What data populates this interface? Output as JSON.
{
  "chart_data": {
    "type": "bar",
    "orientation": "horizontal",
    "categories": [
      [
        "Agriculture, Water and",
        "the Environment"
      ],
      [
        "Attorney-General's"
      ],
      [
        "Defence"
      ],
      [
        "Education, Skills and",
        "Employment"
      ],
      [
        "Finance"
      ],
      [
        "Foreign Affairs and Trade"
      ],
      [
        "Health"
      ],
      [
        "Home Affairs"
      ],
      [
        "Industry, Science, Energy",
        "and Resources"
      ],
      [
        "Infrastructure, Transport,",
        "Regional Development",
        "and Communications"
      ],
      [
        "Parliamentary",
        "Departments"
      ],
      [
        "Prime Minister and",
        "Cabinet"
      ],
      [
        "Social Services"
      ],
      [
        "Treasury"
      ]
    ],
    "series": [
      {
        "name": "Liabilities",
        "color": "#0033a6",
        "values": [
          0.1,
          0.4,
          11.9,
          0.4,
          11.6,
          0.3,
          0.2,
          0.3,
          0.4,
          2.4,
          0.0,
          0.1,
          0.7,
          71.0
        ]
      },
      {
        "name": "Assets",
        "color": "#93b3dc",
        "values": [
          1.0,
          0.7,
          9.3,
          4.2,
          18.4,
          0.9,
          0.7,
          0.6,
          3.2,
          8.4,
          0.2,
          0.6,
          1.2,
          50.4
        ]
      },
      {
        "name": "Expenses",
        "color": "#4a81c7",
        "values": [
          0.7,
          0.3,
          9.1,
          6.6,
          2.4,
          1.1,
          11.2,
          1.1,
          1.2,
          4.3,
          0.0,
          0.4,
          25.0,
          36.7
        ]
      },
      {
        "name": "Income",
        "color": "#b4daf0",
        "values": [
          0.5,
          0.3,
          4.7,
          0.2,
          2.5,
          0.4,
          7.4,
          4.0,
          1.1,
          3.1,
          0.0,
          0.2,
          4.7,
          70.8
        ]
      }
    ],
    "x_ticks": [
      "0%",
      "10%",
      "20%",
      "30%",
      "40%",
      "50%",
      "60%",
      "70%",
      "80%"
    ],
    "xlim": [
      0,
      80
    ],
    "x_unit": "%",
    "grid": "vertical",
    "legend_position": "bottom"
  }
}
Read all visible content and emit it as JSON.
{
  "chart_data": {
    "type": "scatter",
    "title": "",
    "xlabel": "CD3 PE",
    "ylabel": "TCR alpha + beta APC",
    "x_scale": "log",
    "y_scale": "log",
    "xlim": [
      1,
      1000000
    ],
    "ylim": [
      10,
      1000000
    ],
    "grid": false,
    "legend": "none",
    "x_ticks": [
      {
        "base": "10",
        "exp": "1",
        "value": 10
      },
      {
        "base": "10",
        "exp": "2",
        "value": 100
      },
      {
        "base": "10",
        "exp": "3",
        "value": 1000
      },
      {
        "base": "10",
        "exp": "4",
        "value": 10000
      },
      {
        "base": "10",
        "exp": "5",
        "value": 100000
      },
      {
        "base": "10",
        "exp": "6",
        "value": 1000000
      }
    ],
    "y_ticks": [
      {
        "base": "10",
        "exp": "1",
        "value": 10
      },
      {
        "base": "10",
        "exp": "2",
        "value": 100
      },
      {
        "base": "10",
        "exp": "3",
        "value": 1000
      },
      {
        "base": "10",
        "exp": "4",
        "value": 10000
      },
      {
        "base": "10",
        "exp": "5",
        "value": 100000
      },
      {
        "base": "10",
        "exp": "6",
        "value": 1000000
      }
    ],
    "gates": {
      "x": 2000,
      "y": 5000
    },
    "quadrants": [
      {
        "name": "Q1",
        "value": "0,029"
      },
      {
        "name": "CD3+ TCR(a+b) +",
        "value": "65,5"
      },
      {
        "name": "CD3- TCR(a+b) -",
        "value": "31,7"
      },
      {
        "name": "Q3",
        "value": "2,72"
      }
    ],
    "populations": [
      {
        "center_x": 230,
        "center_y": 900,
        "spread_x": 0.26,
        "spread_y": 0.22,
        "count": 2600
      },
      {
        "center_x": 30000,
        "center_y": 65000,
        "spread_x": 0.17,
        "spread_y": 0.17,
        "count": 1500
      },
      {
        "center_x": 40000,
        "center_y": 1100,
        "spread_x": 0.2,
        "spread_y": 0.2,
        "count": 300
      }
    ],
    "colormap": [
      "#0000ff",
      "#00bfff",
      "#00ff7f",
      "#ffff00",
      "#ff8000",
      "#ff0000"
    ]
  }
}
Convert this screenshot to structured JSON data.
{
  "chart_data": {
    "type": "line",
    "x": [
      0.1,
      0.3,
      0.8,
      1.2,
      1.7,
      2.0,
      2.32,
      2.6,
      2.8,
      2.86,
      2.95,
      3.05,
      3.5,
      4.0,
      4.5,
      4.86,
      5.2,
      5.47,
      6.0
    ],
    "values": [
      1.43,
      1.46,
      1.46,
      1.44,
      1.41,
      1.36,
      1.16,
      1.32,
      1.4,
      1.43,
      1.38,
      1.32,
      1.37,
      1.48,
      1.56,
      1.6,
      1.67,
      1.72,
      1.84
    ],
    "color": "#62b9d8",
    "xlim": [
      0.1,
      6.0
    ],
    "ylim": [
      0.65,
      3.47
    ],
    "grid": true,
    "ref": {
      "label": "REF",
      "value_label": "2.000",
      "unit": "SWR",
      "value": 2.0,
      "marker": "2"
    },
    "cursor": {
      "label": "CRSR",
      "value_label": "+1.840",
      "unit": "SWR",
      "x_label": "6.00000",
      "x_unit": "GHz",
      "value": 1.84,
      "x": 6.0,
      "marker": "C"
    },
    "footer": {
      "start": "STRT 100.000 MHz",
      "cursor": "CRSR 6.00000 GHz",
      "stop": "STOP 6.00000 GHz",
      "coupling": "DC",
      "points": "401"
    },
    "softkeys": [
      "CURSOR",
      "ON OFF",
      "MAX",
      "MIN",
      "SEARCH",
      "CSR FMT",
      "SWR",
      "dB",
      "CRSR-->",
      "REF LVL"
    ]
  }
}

======

* [GIVEN PROBLEM]: Return the lines beginning at the one that contains "Convert this screenshot" and continuing through the last line of the data, exactly as they stand and without any others.

* [PROBLEM SOLUTION]:
Convert this screenshot to structured JSON data.
{
  "chart_data": {
    "type": "line",
    "x": [
      0.1,
      0.3,
      0.8,
      1.2,
      1.7,
      2.0,
      2.32,
      2.6,
      2.8,
      2.86,
      2.95,
      3.05,
      3.5,
      4.0,
      4.5,
      4.86,
      5.2,
      5.47,
      6.0
    ],
    "values": [
      1.43,
      1.46,
      1.46,
      1.44,
      1.41,
      1.36,
      1.16,
      1.32,
      1.4,
      1.43,
      1.38,
      1.32,
      1.37,
      1.48,
      1.56,
      1.6,
      1.67,
      1.72,
      1.84
    ],
    "color": "#62b9d8",
    "xlim": [
      0.1,
      6.0
    ],
    "ylim": [
      0.65,
      3.47
    ],
    "grid": true,
    "ref": {
      "label": "REF",
      "value_label": "2.000",
      "unit": "SWR",
      "value": 2.0,
      "marker": "2"
    },
    "cursor": {
      "label": "CRSR",
      "value_label": "+1.840",
      "unit": "SWR",
      "x_label": "6.00000",
      "x_unit": "GHz",
      "value": 1.84,
      "x": 6.0,
      "marker": "C"
    },
    "footer": {
      "start": "STRT 100.000 MHz",
      "cursor": "CRSR 6.00000 GHz",
      "stop": "STOP 6.00000 GHz",
      "coupling": "DC",
      "points": "401"
    },
    "softkeys": [
      "CURSOR",
      "ON OFF",
      "MAX",
      "MIN",
      "SEARCH",
      "CSR FMT",
      "SWR",
      "dB",
      "CRSR-->",
      "REF LVL"
    ]
  }
}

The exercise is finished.